-- BEGIN DATASET CONTENT --

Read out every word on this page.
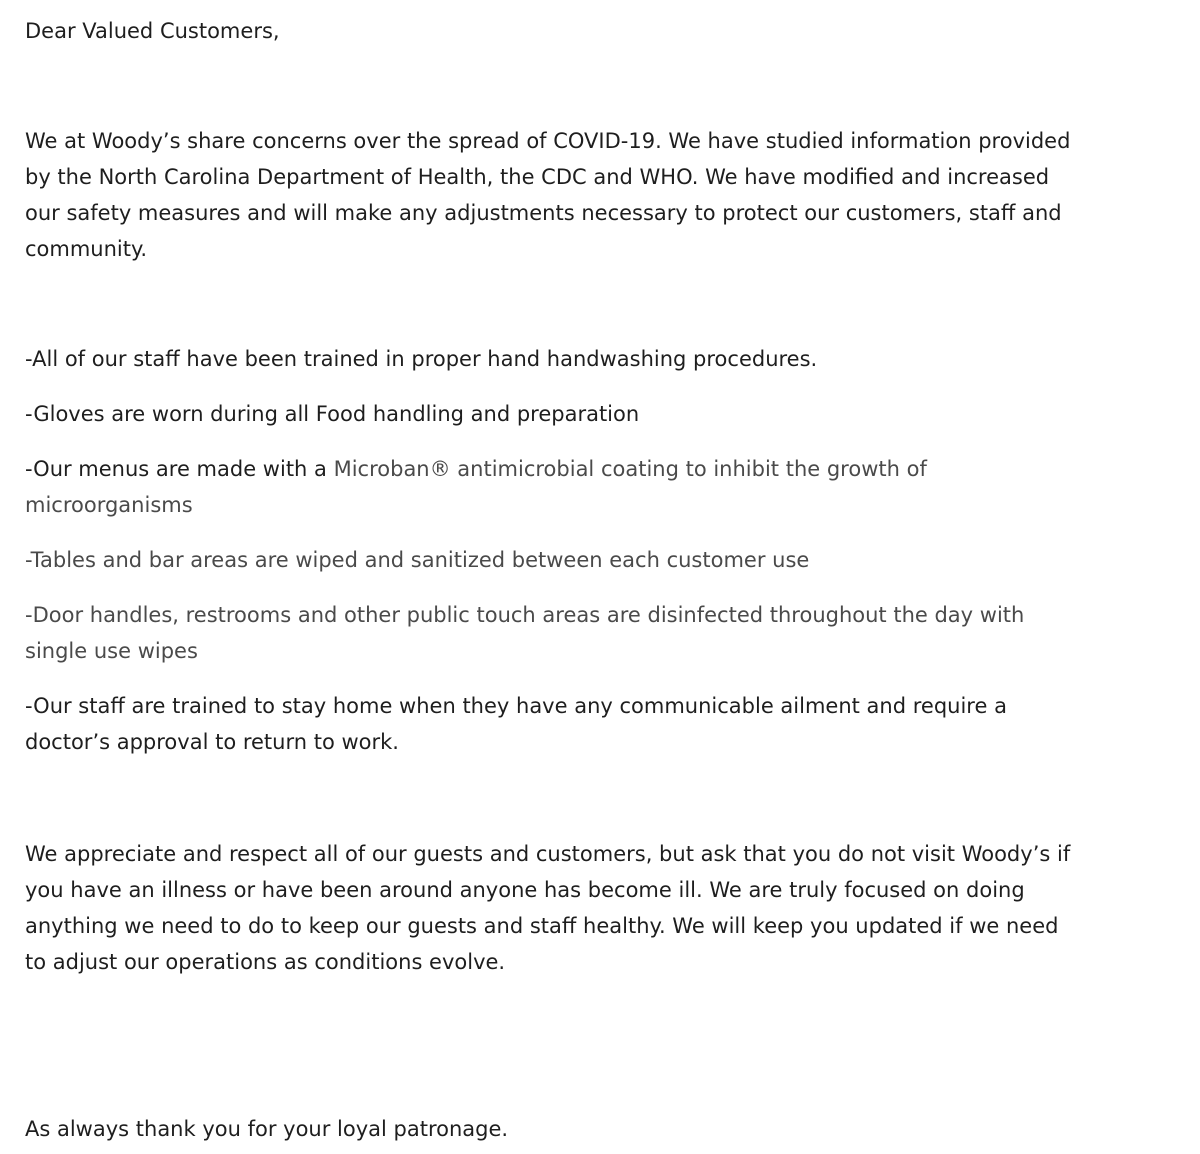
Dear Valued Customers,
We at Woody’s share concerns over the spread of COVID-19. We have studied information provided
by the North Carolina Department of Health, the CDC and WHO. We have modified and increased
our safety measures and will make any adjustments necessary to protect our customers, staff and
community.
-All of our staff have been trained in proper hand handwashing procedures.
-Gloves are worn during all Food handling and preparation
-Our menus are made with a Microban® antimicrobial coating to inhibit the growth of
microorganisms
-Tables and bar areas are wiped and sanitized between each customer use
-Door handles, restrooms and other public touch areas are disinfected throughout the day with
single use wipes
-Our staff are trained to stay home when they have any communicable ailment and require a
doctor’s approval to return to work.
We appreciate and respect all of our guests and customers, but ask that you do not visit Woody’s if
you have an illness or have been around anyone has become ill. We are truly focused on doing
anything we need to do to keep our guests and staff healthy. We will keep you updated if we need
to adjust our operations as conditions evolve.
As always thank you for your loyal patronage.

-- END DATASET CONTENT --

SHORT TASK:
On how many lines does the word "areas" appear? Answer with only the number.

EXERCISE ANSWER:
2